SHORT TASK
Go through the listing and return every line with "Werkseinstellung" in it.
----
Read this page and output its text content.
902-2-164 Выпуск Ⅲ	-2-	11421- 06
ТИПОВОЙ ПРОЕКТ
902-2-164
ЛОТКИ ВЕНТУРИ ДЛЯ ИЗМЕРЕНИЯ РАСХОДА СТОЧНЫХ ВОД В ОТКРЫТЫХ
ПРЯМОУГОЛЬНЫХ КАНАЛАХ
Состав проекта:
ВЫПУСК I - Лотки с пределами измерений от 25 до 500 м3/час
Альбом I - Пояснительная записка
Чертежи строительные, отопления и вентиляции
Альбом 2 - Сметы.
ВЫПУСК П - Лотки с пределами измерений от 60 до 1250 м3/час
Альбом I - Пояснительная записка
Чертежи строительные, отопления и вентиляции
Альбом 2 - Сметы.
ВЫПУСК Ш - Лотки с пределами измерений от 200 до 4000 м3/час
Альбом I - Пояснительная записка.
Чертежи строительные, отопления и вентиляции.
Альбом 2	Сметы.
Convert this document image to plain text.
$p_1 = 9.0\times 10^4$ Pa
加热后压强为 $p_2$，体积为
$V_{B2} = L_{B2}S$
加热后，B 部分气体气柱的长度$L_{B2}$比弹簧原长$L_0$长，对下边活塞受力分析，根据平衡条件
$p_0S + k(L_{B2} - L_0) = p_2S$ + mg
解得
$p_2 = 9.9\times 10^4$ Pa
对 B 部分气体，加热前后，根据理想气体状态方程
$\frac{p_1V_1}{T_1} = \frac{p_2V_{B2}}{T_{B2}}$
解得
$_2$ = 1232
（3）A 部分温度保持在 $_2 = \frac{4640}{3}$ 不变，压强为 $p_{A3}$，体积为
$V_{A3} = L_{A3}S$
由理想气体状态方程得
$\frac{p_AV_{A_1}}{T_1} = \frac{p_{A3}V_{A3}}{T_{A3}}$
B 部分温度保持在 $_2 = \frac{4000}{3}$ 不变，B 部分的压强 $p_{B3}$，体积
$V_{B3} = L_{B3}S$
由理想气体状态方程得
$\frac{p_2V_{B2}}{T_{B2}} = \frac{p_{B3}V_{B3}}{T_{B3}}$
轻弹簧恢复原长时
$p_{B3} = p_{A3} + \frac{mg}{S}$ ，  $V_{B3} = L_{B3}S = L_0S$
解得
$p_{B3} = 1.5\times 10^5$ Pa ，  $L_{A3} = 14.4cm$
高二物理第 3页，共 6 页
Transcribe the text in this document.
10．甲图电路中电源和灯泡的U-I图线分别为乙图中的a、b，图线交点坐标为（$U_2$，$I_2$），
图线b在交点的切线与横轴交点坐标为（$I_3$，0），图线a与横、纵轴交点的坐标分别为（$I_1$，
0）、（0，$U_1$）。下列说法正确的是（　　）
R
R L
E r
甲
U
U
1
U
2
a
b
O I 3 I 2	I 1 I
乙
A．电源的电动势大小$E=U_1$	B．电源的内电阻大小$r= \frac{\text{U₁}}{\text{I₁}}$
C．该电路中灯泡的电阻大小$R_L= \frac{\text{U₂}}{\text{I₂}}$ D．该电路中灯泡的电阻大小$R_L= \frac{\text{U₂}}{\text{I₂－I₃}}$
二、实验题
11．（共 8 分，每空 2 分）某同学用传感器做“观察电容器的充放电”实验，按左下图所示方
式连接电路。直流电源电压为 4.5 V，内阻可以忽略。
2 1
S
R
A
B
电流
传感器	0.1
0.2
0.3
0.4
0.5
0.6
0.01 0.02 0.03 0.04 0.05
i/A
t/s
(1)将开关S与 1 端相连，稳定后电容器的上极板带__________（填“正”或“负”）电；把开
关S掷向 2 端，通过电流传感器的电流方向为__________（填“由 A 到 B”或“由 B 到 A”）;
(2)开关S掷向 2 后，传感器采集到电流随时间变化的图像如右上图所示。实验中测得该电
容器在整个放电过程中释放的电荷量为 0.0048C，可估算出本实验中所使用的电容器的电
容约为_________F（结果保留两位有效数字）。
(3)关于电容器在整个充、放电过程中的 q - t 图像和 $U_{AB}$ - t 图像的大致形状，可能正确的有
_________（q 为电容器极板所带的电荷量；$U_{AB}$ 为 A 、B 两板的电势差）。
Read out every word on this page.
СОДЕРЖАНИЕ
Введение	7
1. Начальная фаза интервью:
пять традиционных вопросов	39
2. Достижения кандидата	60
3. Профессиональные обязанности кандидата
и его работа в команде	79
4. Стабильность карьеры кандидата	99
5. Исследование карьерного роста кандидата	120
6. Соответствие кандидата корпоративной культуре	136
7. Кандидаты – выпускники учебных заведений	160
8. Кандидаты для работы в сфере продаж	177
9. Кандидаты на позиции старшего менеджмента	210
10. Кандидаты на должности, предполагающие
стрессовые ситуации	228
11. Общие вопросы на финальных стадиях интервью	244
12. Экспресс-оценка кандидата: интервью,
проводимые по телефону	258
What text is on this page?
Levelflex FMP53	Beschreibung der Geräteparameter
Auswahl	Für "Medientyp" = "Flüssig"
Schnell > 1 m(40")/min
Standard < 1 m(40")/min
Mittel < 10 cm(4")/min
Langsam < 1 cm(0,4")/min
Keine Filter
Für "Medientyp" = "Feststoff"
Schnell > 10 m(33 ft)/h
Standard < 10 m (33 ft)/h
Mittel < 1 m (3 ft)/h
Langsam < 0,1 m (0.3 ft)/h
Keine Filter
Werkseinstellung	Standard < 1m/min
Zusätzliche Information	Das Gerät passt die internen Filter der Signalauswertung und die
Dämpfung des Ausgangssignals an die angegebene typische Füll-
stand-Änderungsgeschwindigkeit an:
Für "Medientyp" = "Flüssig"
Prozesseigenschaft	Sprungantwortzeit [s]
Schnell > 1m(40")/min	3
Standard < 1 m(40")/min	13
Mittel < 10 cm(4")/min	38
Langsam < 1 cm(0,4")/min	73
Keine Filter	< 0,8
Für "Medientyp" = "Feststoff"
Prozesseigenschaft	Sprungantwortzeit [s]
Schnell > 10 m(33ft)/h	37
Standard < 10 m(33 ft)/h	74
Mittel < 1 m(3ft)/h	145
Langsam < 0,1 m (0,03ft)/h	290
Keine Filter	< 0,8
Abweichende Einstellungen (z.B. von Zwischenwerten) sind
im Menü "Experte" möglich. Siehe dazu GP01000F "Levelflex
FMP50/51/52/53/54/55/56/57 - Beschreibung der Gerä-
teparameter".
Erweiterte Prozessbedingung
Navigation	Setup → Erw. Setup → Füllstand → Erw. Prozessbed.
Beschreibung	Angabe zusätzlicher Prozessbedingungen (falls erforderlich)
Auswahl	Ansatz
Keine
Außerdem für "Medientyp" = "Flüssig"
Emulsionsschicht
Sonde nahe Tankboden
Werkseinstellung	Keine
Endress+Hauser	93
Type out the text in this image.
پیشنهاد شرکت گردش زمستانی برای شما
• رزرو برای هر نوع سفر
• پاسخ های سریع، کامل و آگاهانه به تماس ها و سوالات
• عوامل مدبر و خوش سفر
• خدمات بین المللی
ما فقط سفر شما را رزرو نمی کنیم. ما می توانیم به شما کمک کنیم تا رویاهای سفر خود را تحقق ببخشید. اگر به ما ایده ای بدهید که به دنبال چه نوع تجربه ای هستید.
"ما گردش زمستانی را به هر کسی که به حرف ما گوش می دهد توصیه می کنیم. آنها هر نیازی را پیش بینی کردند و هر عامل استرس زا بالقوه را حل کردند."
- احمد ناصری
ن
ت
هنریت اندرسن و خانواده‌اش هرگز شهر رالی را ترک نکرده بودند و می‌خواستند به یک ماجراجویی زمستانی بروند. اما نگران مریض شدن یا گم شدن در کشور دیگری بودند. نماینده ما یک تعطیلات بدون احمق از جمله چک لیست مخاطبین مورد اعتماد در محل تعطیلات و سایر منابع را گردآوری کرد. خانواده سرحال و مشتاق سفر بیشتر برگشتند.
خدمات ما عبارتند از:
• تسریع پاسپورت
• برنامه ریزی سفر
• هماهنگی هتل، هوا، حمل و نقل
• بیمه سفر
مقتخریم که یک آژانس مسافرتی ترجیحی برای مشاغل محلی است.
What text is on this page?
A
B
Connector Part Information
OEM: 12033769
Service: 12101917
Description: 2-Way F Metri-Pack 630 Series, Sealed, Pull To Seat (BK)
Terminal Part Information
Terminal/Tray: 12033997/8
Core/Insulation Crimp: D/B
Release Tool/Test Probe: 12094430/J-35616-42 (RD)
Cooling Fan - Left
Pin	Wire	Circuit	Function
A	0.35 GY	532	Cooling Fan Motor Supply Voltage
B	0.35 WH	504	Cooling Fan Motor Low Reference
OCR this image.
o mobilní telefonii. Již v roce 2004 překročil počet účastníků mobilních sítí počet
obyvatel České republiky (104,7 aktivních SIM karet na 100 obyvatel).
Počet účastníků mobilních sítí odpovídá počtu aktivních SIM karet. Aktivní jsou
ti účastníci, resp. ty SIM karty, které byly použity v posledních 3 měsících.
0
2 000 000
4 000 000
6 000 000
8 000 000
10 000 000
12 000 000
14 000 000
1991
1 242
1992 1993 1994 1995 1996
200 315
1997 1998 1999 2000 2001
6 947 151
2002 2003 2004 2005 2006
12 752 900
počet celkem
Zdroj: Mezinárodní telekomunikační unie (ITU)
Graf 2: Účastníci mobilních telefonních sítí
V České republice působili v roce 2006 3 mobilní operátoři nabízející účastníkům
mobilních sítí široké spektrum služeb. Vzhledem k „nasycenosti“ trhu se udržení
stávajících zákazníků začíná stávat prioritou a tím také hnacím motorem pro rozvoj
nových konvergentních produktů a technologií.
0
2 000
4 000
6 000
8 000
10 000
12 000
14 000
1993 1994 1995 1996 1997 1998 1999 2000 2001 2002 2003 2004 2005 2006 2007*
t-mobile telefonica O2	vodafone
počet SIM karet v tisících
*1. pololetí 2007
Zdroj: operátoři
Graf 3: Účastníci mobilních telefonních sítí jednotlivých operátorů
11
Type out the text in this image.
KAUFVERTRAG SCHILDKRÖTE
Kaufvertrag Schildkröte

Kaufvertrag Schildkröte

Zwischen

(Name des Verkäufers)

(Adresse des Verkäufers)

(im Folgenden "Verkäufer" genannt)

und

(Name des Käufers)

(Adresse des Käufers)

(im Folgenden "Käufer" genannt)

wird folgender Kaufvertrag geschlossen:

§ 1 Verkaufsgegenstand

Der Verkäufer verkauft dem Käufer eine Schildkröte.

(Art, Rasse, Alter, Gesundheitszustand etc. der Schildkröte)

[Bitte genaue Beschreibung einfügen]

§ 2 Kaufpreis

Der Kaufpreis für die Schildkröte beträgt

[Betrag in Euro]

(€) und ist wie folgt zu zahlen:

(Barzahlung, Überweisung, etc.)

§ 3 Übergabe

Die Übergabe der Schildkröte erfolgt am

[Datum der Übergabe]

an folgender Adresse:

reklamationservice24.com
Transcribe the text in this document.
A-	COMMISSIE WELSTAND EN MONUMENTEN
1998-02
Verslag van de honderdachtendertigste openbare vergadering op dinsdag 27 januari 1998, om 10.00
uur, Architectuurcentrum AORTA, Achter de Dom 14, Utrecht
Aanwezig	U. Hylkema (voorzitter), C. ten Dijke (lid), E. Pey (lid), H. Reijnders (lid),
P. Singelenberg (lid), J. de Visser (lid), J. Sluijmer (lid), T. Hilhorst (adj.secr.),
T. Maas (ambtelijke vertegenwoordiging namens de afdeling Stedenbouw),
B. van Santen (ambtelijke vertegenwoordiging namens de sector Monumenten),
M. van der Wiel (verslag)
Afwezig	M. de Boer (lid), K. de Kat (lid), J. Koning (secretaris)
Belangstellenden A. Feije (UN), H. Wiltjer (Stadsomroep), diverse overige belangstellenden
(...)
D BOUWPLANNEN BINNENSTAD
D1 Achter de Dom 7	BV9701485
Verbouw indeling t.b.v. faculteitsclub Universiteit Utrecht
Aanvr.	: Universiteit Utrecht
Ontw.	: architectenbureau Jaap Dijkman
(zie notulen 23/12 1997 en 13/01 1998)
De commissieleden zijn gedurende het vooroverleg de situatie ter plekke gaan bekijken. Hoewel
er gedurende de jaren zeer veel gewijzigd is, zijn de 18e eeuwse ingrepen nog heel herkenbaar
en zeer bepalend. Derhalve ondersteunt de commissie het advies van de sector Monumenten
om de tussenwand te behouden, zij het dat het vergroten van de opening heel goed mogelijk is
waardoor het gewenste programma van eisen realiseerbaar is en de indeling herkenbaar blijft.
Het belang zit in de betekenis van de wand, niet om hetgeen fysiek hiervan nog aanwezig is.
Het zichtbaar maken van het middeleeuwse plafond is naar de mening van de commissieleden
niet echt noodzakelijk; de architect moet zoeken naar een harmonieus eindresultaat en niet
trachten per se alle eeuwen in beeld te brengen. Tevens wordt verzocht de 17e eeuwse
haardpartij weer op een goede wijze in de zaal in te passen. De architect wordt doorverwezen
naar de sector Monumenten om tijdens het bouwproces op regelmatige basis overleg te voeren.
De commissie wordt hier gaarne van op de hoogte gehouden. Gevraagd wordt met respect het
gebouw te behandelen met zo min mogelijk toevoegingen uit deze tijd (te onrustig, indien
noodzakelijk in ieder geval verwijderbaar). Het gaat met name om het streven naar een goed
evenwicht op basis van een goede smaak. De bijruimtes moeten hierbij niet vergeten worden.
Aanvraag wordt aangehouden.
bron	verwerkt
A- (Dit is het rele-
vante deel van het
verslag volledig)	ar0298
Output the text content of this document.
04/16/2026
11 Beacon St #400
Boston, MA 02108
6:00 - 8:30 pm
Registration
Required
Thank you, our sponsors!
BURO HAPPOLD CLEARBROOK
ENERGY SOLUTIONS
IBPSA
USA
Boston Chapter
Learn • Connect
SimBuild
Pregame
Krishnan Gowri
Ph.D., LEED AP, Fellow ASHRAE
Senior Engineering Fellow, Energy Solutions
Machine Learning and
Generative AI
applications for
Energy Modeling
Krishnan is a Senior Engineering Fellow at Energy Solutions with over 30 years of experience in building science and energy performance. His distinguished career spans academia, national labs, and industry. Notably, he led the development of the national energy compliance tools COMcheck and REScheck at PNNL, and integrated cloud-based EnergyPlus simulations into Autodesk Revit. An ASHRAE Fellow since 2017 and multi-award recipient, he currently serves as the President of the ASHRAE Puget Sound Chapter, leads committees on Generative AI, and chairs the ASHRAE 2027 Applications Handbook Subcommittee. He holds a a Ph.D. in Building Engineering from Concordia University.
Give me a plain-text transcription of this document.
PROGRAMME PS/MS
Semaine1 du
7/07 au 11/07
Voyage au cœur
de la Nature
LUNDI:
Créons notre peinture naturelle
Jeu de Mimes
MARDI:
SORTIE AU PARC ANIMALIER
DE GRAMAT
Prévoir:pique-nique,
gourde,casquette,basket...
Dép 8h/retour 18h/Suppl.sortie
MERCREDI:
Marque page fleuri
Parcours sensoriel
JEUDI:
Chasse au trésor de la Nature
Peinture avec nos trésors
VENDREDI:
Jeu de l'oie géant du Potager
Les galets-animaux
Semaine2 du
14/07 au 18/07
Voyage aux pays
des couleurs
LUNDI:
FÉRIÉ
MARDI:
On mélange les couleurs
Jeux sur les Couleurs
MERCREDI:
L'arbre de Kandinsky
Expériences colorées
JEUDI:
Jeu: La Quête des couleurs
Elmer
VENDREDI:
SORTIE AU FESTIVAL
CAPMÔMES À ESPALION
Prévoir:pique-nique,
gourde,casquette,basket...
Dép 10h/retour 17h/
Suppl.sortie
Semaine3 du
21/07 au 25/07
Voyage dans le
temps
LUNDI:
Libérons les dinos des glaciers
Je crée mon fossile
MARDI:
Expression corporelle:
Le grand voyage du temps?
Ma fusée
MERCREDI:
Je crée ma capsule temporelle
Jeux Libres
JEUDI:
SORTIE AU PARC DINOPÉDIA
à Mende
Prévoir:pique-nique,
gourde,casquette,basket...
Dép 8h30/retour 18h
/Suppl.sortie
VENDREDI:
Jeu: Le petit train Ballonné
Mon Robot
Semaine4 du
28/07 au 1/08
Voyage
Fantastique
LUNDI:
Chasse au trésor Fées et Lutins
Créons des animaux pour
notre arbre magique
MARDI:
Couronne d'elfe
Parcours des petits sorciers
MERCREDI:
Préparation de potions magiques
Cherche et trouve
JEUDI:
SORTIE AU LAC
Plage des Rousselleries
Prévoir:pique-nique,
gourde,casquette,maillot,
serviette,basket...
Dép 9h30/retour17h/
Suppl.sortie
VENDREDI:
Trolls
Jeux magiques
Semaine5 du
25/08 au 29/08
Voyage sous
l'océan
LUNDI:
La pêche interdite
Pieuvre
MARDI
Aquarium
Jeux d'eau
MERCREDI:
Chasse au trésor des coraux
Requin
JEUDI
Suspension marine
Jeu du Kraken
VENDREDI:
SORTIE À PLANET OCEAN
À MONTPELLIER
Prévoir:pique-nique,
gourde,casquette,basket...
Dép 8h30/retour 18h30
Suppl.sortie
----
EXERCISE OUTPUT
Werkseinstellung	Standard < 1m/min
Werkseinstellung	Keine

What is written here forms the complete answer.